> **Stored entries**
:::::

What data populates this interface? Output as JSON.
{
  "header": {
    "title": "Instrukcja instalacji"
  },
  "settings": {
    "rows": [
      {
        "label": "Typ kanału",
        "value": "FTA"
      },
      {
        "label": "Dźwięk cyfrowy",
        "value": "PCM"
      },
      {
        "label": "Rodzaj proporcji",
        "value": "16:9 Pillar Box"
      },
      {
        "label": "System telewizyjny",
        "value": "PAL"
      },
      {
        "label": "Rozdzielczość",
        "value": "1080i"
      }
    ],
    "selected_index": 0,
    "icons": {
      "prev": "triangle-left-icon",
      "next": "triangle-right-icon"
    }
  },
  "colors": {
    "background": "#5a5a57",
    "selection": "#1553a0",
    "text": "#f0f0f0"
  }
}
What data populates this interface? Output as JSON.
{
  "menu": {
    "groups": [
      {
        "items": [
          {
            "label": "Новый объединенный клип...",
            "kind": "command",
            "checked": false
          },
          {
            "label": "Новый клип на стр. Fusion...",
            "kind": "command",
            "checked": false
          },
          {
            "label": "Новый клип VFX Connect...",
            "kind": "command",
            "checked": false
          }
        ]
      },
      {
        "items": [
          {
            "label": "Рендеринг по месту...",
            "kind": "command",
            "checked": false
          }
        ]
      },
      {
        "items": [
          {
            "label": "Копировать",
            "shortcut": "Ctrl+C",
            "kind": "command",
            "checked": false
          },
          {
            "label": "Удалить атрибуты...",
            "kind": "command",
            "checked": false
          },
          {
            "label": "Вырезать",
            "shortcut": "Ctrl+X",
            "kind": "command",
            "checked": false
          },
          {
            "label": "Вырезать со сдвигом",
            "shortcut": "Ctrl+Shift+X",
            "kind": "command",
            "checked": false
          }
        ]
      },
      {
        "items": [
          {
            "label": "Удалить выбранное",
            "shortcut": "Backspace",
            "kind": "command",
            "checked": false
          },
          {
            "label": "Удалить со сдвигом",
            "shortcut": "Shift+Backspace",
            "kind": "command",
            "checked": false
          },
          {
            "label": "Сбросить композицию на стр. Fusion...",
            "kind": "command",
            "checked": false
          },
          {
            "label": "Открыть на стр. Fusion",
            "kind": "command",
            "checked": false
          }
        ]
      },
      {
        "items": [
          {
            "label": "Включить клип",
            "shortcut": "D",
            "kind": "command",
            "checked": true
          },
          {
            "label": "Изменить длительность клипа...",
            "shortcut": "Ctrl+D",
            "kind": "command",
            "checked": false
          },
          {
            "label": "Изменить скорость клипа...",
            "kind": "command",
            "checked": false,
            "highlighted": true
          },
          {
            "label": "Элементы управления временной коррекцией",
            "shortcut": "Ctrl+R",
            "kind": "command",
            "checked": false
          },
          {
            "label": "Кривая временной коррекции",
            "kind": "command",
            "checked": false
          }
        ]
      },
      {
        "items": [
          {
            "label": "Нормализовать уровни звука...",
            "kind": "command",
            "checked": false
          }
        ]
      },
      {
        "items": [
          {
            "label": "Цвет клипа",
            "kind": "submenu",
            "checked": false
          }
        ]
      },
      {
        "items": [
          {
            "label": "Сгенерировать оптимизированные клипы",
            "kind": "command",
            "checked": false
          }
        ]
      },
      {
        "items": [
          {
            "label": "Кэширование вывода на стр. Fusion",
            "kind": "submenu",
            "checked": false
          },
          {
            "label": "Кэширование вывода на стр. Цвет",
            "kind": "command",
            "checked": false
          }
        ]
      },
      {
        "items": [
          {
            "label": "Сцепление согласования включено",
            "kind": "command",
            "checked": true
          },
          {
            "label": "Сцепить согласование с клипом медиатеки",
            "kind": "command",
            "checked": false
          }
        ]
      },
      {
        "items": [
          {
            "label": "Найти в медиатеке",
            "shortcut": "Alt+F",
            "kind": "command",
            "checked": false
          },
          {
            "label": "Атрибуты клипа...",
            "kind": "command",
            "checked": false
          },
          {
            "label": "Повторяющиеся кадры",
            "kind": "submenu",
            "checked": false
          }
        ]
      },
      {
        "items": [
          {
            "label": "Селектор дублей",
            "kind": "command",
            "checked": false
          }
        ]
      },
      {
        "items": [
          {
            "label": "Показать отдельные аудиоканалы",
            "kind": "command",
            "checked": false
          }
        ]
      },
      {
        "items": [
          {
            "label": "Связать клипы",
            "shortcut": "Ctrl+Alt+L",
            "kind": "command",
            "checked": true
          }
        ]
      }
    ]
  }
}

:::::

> **Short problem**
Your task is to transcribe the listing above in full, exactly as given.

> **Answer to the exercise**
What data populates this interface? Output as JSON.
{
  "header": {
    "title": "Instrukcja instalacji"
  },
  "settings": {
    "rows": [
      {
        "label": "Typ kanału",
        "value": "FTA"
      },
      {
        "label": "Dźwięk cyfrowy",
        "value": "PCM"
      },
      {
        "label": "Rodzaj proporcji",
        "value": "16:9 Pillar Box"
      },
      {
        "label": "System telewizyjny",
        "value": "PAL"
      },
      {
        "label": "Rozdzielczość",
        "value": "1080i"
      }
    ],
    "selected_index": 0,
    "icons": {
      "prev": "triangle-left-icon",
      "next": "triangle-right-icon"
    }
  },
  "colors": {
    "background": "#5a5a57",
    "selection": "#1553a0",
    "text": "#f0f0f0"
  }
}
What data populates this interface? Output as JSON.
{
  "menu": {
    "groups": [
      {
        "items": [
          {
            "label": "Новый объединенный клип...",
            "kind": "command",
            "checked": false
          },
          {
            "label": "Новый клип на стр. Fusion...",
            "kind": "command",
            "checked": false
          },
          {
            "label": "Новый клип VFX Connect...",
            "kind": "command",
            "checked": false
          }
        ]
      },
      {
        "items": [
          {
            "label": "Рендеринг по месту...",
            "kind": "command",
            "checked": false
          }
        ]
      },
      {
        "items": [
          {
            "label": "Копировать",
            "shortcut": "Ctrl+C",
            "kind": "command",
            "checked": false
          },
          {
            "label": "Удалить атрибуты...",
            "kind": "command",
            "checked": false
          },
          {
            "label": "Вырезать",
            "shortcut": "Ctrl+X",
            "kind": "command",
            "checked": false
          },
          {
            "label": "Вырезать со сдвигом",
            "shortcut": "Ctrl+Shift+X",
            "kind": "command",
            "checked": false
          }
        ]
      },
      {
        "items": [
          {
            "label": "Удалить выбранное",
            "shortcut": "Backspace",
            "kind": "command",
            "checked": false
          },
          {
            "label": "Удалить со сдвигом",
            "shortcut": "Shift+Backspace",
            "kind": "command",
            "checked": false
          },
          {
            "label": "Сбросить композицию на стр. Fusion...",
            "kind": "command",
            "checked": false
          },
          {
            "label": "Открыть на стр. Fusion",
            "kind": "command",
            "checked": false
          }
        ]
      },
      {
        "items": [
          {
            "label": "Включить клип",
            "shortcut": "D",
            "kind": "command",
            "checked": true
          },
          {
            "label": "Изменить длительность клипа...",
            "shortcut": "Ctrl+D",
            "kind": "command",
            "checked": false
          },
          {
            "label": "Изменить скорость клипа...",
            "kind": "command",
            "checked": false,
            "highlighted": true
          },
          {
            "label": "Элементы управления временной коррекцией",
            "shortcut": "Ctrl+R",
            "kind": "command",
            "checked": false
          },
          {
            "label": "Кривая временной коррекции",
            "kind": "command",
            "checked": false
          }
        ]
      },
      {
        "items": [
          {
            "label": "Нормализовать уровни звука...",
            "kind": "command",
            "checked": false
          }
        ]
      },
      {
        "items": [
          {
            "label": "Цвет клипа",
            "kind": "submenu",
            "checked": false
          }
        ]
      },
      {
        "items": [
          {
            "label": "Сгенерировать оптимизированные клипы",
            "kind": "command",
            "checked": false
          }
        ]
      },
      {
        "items": [
          {
            "label": "Кэширование вывода на стр. Fusion",
            "kind": "submenu",
            "checked": false
          },
          {
            "label": "Кэширование вывода на стр. Цвет",
            "kind": "command",
            "checked": false
          }
        ]
      },
      {
        "items": [
          {
            "label": "Сцепление согласования включено",
            "kind": "command",
            "checked": true
          },
          {
            "label": "Сцепить согласование с клипом медиатеки",
            "kind": "command",
            "checked": false
          }
        ]
      },
      {
        "items": [
          {
            "label": "Найти в медиатеке",
            "shortcut": "Alt+F",
            "kind": "command",
            "checked": false
          },
          {
            "label": "Атрибуты клипа...",
            "kind": "command",
            "checked": false
          },
          {
            "label": "Повторяющиеся кадры",
            "kind": "submenu",
            "checked": false
          }
        ]
      },
      {
        "items": [
          {
            "label": "Селектор дублей",
            "kind": "command",
            "checked": false
          }
        ]
      },
      {
        "items": [
          {
            "label": "Показать отдельные аудиоканалы",
            "kind": "command",
            "checked": false
          }
        ]
      },
      {
        "items": [
          {
            "label": "Связать клипы",
            "shortcut": "Ctrl+Alt+L",
            "kind": "command",
            "checked": true
          }
        ]
      }
    ]
  }
}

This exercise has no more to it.